▸ Data for this exercise:
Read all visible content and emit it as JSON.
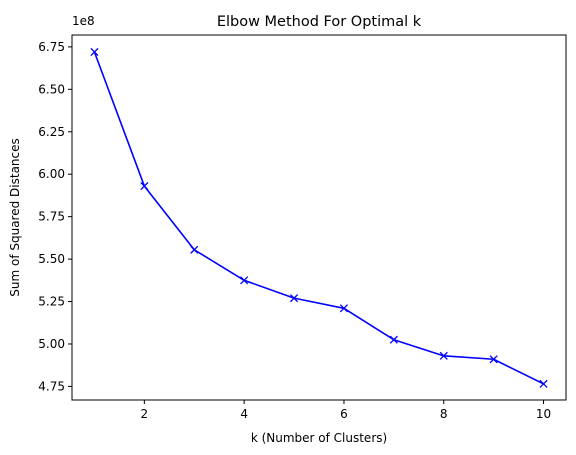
{
  "chart_data": {
    "type": "line",
    "title": "Elbow Method For Optimal k",
    "xlabel": "k (Number of Clusters)",
    "ylabel": "Sum of Squared Distances",
    "y_offset_label": "1e8",
    "x": [
      1,
      2,
      3,
      4,
      5,
      6,
      7,
      8,
      9,
      10
    ],
    "series": [
      {
        "values": [
          6.72,
          5.93,
          5.555,
          5.375,
          5.27,
          5.21,
          5.025,
          4.93,
          4.91,
          4.765
        ],
        "color": "#0000ff",
        "marker": "x"
      }
    ],
    "xlim": [
      0.55,
      10.45
    ],
    "ylim": [
      4.67,
      6.82
    ],
    "x_ticks": [
      2,
      4,
      6,
      8,
      10
    ],
    "x_tick_labels": [
      "2",
      "4",
      "6",
      "8",
      "10"
    ],
    "y_ticks": [
      4.75,
      5.0,
      5.25,
      5.5,
      5.75,
      6.0,
      6.25,
      6.5,
      6.75
    ],
    "y_tick_labels": [
      "4.75",
      "5.00",
      "5.25",
      "5.50",
      "5.75",
      "6.00",
      "6.25",
      "6.50",
      "6.75"
    ],
    "grid": false,
    "legend": "none"
  }
}
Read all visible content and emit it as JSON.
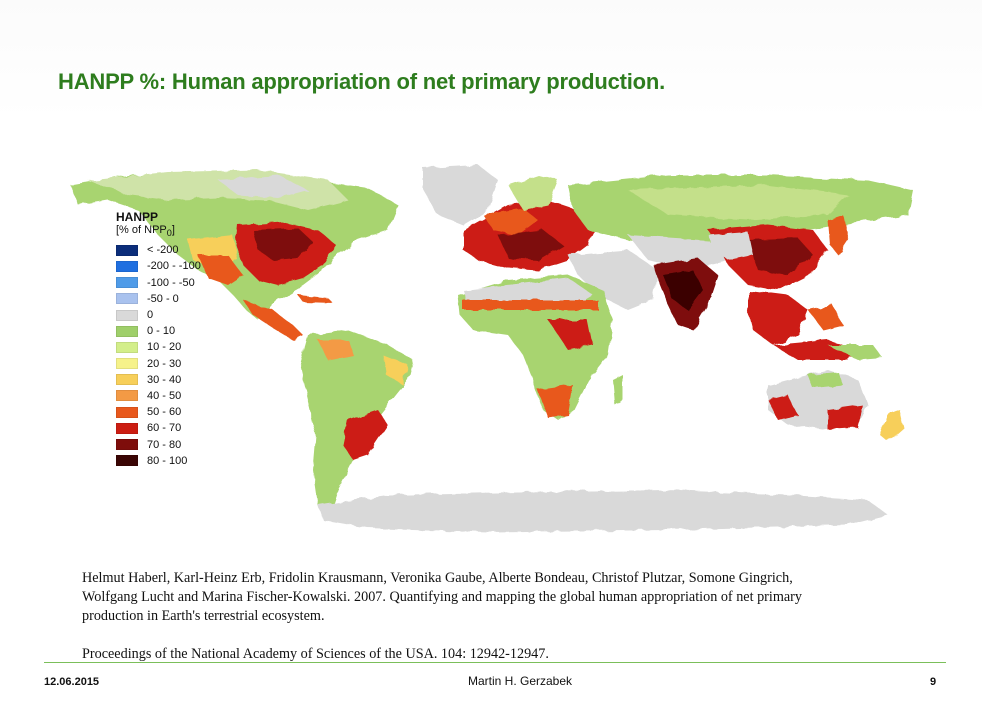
{
  "slide": {
    "title": "HANPP %: Human appropriation of net primary production.",
    "citation_authors": "Helmut Haberl, Karl-Heinz Erb, Fridolin Krausmann, Veronika Gaube, Alberte Bondeau, Christof Plutzar, Somone Gingrich, Wolfgang Lucht and Marina Fischer-Kowalski. 2007. Quantifying and mapping the global human appropriation of net primary production in Earth's terrestrial ecosystem.",
    "citation_journal": "Proceedings of the National Academy of Sciences of the USA. 104: 12942-12947.",
    "footer": {
      "date": "12.06.2015",
      "author": "Martin H. Gerzabek",
      "page": "9"
    }
  },
  "legend": {
    "title": "HANPP",
    "subtitle_pre": "[% of NPP",
    "subtitle_sub": "0",
    "subtitle_post": "]",
    "items": [
      {
        "label": "< -200",
        "color": "#0b2d7a"
      },
      {
        "label": "-200 - -100",
        "color": "#1f6fe0"
      },
      {
        "label": "-100 - -50",
        "color": "#4f9be8"
      },
      {
        "label": "-50 - 0",
        "color": "#a9c2ee"
      },
      {
        "label": "0",
        "color": "#d9d9d9"
      },
      {
        "label": "0 - 10",
        "color": "#9fcf6a"
      },
      {
        "label": "10 - 20",
        "color": "#d3ee8a"
      },
      {
        "label": "20 - 30",
        "color": "#f6f28a"
      },
      {
        "label": "30 - 40",
        "color": "#f7cf5a"
      },
      {
        "label": "40 - 50",
        "color": "#f39a45"
      },
      {
        "label": "50 - 60",
        "color": "#e8581c"
      },
      {
        "label": "60 - 70",
        "color": "#cc1d12"
      },
      {
        "label": "70 - 80",
        "color": "#7e0d0b"
      },
      {
        "label": "80 - 100",
        "color": "#3a0504"
      }
    ]
  },
  "colors": {
    "title": "#2e7d1e",
    "rule": "#7bbf5a",
    "ocean": "#ffffff"
  }
}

▸ Goal: Looking at the data above, show all lines where the word "HANPP" occurs.

▸ Result:
    "title": "HANPP %: Human appropriation of net primary production.",
    "title": "HANPP",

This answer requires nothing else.